*Exercise prompt*. Would you output the whole listing below, exactly as it reads?

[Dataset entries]

============================================================

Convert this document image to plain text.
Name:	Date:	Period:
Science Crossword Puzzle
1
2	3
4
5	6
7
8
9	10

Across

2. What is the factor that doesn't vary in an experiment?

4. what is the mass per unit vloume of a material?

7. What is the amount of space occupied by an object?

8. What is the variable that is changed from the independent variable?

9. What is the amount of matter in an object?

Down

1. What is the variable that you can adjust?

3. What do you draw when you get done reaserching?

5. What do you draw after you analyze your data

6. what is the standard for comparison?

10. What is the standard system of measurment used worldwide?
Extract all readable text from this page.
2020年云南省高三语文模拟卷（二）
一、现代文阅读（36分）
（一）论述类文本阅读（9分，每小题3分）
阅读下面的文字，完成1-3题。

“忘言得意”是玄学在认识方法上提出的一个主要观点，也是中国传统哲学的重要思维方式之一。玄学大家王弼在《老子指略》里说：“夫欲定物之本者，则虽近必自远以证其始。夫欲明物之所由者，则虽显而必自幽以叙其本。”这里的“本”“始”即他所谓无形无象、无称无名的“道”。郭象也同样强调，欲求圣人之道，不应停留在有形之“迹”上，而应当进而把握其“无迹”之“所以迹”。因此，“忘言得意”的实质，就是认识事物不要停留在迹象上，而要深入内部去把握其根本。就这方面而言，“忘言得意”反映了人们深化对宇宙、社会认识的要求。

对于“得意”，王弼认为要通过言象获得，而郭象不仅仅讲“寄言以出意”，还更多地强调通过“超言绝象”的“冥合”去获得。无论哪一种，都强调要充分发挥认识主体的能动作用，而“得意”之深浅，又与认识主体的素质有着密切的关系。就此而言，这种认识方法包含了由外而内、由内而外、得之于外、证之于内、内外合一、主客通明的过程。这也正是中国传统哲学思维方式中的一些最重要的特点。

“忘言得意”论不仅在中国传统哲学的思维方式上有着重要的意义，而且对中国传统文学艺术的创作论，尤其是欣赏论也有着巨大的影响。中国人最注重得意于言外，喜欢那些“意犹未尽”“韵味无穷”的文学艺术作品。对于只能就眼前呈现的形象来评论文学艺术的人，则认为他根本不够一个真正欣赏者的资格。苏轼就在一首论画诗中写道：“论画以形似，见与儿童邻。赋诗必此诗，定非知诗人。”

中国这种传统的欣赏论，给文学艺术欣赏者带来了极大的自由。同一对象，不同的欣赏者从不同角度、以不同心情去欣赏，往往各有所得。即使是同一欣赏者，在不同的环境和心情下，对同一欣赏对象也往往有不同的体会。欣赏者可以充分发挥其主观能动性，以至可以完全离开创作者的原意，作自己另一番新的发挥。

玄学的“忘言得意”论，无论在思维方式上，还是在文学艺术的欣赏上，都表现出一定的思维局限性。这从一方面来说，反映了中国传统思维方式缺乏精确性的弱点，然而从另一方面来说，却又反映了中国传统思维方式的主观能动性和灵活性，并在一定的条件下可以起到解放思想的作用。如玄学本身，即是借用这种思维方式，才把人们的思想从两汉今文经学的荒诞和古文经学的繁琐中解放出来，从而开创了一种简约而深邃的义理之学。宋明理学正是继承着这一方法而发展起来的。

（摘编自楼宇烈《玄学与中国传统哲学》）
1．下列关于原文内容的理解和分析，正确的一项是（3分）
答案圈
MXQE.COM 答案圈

============================================================

*Reply*.
Convert this document image to plain text.
Name:	Date:	Period:
Science Crossword Puzzle
1
2	3
4
5	6
7
8
9	10

Across

2. What is the factor that doesn't vary in an experiment?

4. what is the mass per unit vloume of a material?

7. What is the amount of space occupied by an object?

8. What is the variable that is changed from the independent variable?

9. What is the amount of matter in an object?

Down

1. What is the variable that you can adjust?

3. What do you draw when you get done reaserching?

5. What do you draw after you analyze your data

6. what is the standard for comparison?

10. What is the standard system of measurment used worldwide?
Extract all readable text from this page.
2020年云南省高三语文模拟卷（二）
一、现代文阅读（36分）
（一）论述类文本阅读（9分，每小题3分）
阅读下面的文字，完成1-3题。

“忘言得意”是玄学在认识方法上提出的一个主要观点，也是中国传统哲学的重要思维方式之一。玄学大家王弼在《老子指略》里说：“夫欲定物之本者，则虽近必自远以证其始。夫欲明物之所由者，则虽显而必自幽以叙其本。”这里的“本”“始”即他所谓无形无象、无称无名的“道”。郭象也同样强调，欲求圣人之道，不应停留在有形之“迹”上，而应当进而把握其“无迹”之“所以迹”。因此，“忘言得意”的实质，就是认识事物不要停留在迹象上，而要深入内部去把握其根本。就这方面而言，“忘言得意”反映了人们深化对宇宙、社会认识的要求。

对于“得意”，王弼认为要通过言象获得，而郭象不仅仅讲“寄言以出意”，还更多地强调通过“超言绝象”的“冥合”去获得。无论哪一种，都强调要充分发挥认识主体的能动作用，而“得意”之深浅，又与认识主体的素质有着密切的关系。就此而言，这种认识方法包含了由外而内、由内而外、得之于外、证之于内、内外合一、主客通明的过程。这也正是中国传统哲学思维方式中的一些最重要的特点。

“忘言得意”论不仅在中国传统哲学的思维方式上有着重要的意义，而且对中国传统文学艺术的创作论，尤其是欣赏论也有着巨大的影响。中国人最注重得意于言外，喜欢那些“意犹未尽”“韵味无穷”的文学艺术作品。对于只能就眼前呈现的形象来评论文学艺术的人，则认为他根本不够一个真正欣赏者的资格。苏轼就在一首论画诗中写道：“论画以形似，见与儿童邻。赋诗必此诗，定非知诗人。”

中国这种传统的欣赏论，给文学艺术欣赏者带来了极大的自由。同一对象，不同的欣赏者从不同角度、以不同心情去欣赏，往往各有所得。即使是同一欣赏者，在不同的环境和心情下，对同一欣赏对象也往往有不同的体会。欣赏者可以充分发挥其主观能动性，以至可以完全离开创作者的原意，作自己另一番新的发挥。

玄学的“忘言得意”论，无论在思维方式上，还是在文学艺术的欣赏上，都表现出一定的思维局限性。这从一方面来说，反映了中国传统思维方式缺乏精确性的弱点，然而从另一方面来说，却又反映了中国传统思维方式的主观能动性和灵活性，并在一定的条件下可以起到解放思想的作用。如玄学本身，即是借用这种思维方式，才把人们的思想从两汉今文经学的荒诞和古文经学的繁琐中解放出来，从而开创了一种简约而深邃的义理之学。宋明理学正是继承着这一方法而发展起来的。

（摘编自楼宇烈《玄学与中国传统哲学》）
1．下列关于原文内容的理解和分析，正确的一项是（3分）
答案圈
MXQE.COM 答案圈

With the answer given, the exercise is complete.